PROVIDED PASSAGE
•••
From mboxrd@z Thu Jan  1 00:00:00 1970
Return-Path: <linux-kernel-owner@vger.kernel.org>
Received: (majordomo@vger.kernel.org) by vger.kernel.org via listexpand
        id S1754152AbdBGMRz (ORCPT <rfc822;w@1wt.eu>);
        Tue, 7 Feb 2017 07:17:55 -0500
Received: from mx2.suse.de ([195.135.220.15]:34454 "EHLO mx2.suse.de"
        rhost-flags-OK-OK-OK-OK) by vger.kernel.org with ESMTP
        id S1753894AbdBGMRx (ORCPT <rfc822;linux-kernel@vger.kernel.org>);
        Tue, 7 Feb 2017 07:17:53 -0500
Date: Tue, 7 Feb 2017 13:17:45 +0100
From: Michal Hocko <mhocko@kernel.org>
To: vinayak menon <vinayakm.list@gmail.com>
Cc: Vinayak Menon <vinmenon@codeaurora.org>,
        Andrew Morton <akpm@linux-foundation.org>,
        Johannes Weiner <hannes@cmpxchg.org>, mgorman@techsingularity.net,
        vbabka@suse.cz, Rik van Riel <riel@redhat.com>, vdavydov.dev@gmail.com,
        anton.vorontsov@linaro.org, Minchan Kim <minchan@kernel.org>,
        shashim@codeaurora.org, "linux-mm@kvack.org" <linux-mm@kvack.org>,
        linux-kernel@vger.kernel.org
Subject: Re: [PATCH 1/2 v4] mm: vmscan: do not pass reclaimed slab to
 vmpressure
Message-ID: <20170207121744.GM5065@dhcp22.suse.cz>
References: <1486383850-30444-1-git-send-email-vinmenon@codeaurora.org>
 <20170206125240.GB10298@dhcp22.suse.cz>
 <CAOaiJ-=ovwZ53nqNLRtP=sCY=+4s1-1r_soBXvam42bxDeUdAQ@mail.gmail.com>
 <20170207081002.GB5065@dhcp22.suse.cz>
 <CAOaiJ-ndDnkm2qL0M9gqhnR8szzDxiRG2_KkaYAM+9hAkq_m5A@mail.gmail.com>
MIME-Version: 1.0
Content-Type: text/plain; charset=us-ascii
Content-Disposition: inline
In-Reply-To: <CAOaiJ-ndDnkm2qL0M9gqhnR8szzDxiRG2_KkaYAM+9hAkq_m5A@mail.gmail.com>
User-Agent: Mutt/1.6.0 (2016-04-01)
Sender: linux-kernel-owner@vger.kernel.org
List-ID: <linux-kernel.vger.kernel.org>
X-Mailing-List: linux-kernel@vger.kernel.org

On Tue 07-02-17 16:39:15, vinayak menon wrote:
> On Tue, Feb 7, 2017 at 1:40 PM, Michal Hocko <mhocko@kernel.org> wrote:
> > On Mon 06-02-17 20:40:10, vinayak menon wrote:
> >> On Mon, Feb 6, 2017 at 6:22 PM, Michal Hocko <mhocko@kernel.org> wrote:
[...]
> >> > It would be also more than useful to say how much the slab reclaim
> >> > really contributed.
•••
SUPPLIED ENTRIES
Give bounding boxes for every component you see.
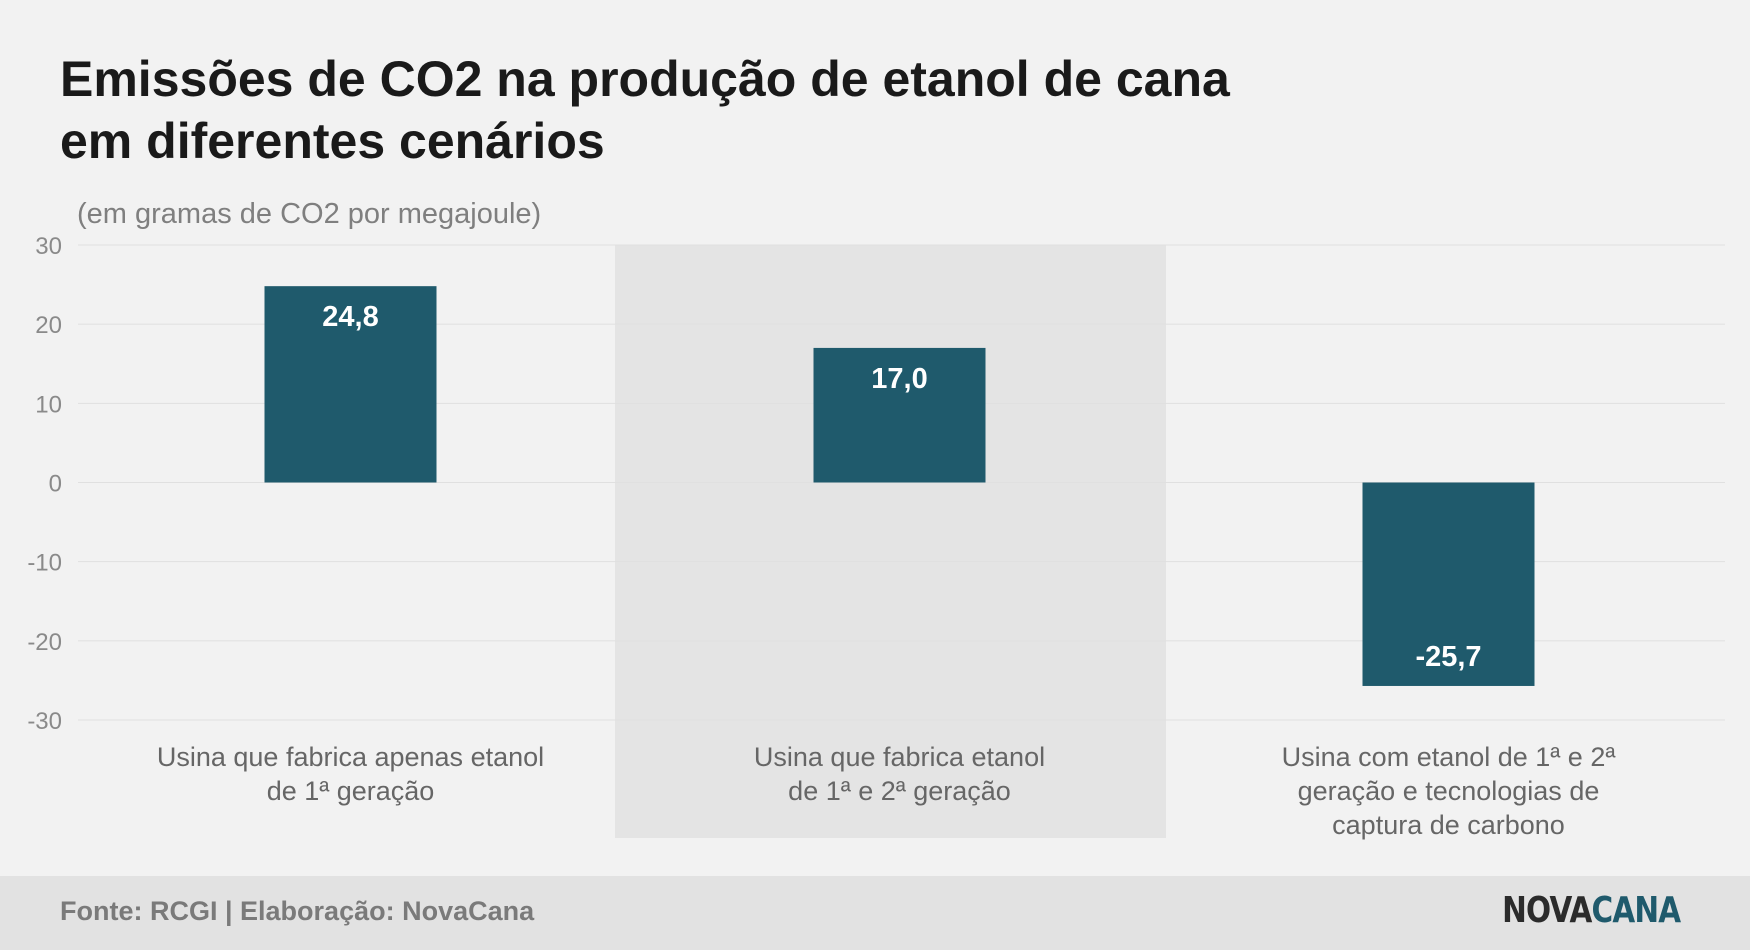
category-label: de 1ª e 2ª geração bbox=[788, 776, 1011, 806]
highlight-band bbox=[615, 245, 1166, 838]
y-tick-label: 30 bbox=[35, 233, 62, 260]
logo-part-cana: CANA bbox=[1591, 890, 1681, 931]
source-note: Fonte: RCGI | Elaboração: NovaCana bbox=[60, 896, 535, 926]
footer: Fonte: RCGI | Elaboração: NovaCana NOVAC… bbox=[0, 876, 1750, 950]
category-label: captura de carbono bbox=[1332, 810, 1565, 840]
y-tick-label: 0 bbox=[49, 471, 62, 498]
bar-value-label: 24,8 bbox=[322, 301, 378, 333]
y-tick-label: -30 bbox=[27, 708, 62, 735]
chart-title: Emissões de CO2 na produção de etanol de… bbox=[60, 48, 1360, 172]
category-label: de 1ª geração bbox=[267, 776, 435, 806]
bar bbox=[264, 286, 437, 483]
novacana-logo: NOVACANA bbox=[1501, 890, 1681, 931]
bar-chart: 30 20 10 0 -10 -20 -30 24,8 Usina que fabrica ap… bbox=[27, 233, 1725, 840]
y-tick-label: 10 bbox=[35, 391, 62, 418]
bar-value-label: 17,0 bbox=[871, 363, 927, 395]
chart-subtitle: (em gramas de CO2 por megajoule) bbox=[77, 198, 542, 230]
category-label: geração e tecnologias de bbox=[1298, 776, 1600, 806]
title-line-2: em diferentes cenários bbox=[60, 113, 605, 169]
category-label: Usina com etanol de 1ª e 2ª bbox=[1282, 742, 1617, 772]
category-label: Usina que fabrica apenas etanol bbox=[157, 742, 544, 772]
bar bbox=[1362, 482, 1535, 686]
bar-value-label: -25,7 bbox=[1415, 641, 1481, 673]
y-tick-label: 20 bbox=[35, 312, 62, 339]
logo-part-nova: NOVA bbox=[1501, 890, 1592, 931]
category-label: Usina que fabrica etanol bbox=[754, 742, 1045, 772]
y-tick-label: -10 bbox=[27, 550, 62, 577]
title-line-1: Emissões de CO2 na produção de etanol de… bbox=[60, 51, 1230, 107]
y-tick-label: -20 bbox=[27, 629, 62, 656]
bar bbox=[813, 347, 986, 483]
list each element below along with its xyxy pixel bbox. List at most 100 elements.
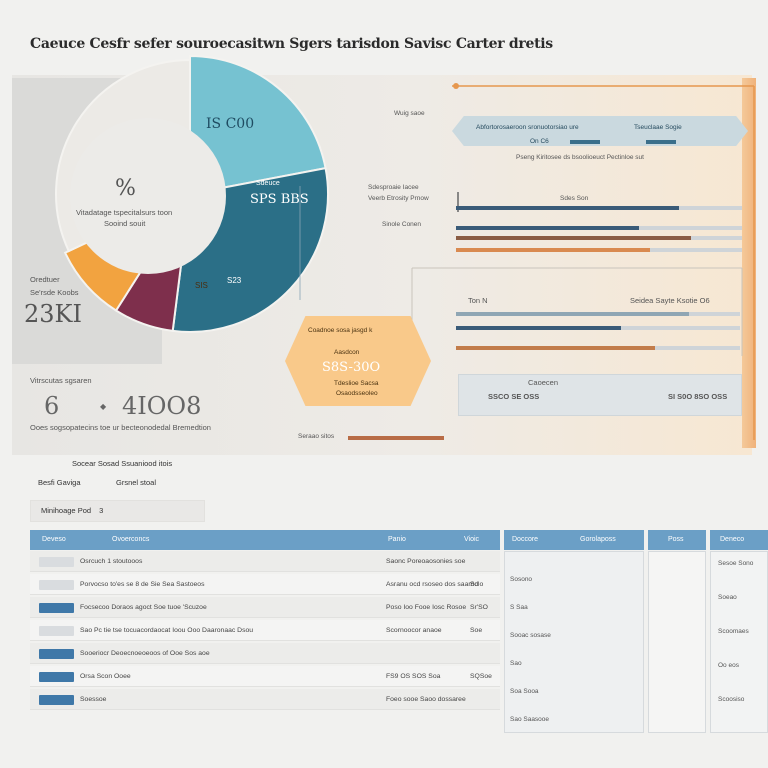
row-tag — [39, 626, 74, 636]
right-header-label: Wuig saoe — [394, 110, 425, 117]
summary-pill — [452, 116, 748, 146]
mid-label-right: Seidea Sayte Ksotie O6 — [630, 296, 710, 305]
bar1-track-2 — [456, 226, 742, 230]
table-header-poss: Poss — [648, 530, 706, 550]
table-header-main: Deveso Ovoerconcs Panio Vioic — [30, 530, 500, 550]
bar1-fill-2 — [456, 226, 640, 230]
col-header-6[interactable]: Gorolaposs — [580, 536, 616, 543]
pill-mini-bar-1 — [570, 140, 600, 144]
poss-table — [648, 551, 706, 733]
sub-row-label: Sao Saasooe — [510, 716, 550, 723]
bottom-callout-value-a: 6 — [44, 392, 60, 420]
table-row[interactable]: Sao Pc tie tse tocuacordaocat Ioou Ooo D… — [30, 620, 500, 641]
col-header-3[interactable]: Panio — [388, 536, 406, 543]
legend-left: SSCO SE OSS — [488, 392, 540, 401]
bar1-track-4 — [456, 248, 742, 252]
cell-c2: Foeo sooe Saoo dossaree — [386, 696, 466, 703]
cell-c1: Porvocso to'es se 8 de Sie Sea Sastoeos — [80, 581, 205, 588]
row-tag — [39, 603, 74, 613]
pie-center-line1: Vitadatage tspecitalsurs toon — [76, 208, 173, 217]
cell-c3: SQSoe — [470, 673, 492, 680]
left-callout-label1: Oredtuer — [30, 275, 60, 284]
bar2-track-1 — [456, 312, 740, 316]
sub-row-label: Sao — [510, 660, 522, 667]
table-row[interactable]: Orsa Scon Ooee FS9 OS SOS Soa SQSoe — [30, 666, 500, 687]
•••
DIRECTIONS
Answer these questions about the mailing-list message.
(a) What is the sender's name in the "From:" line?
(b) What mail client is named in the "User-Agent:" line?
(c) What date and time are given for vinayak menon's quoted message in the line that begins "On Tue 07-02-17"?
The rows have no connection to the mailing-list message.

WORKED ANSWER
(a) Michal Hocko
(b) Mutt/1.6.0 (2016-04-01)
(c) Tue 07-02-17 16:39:15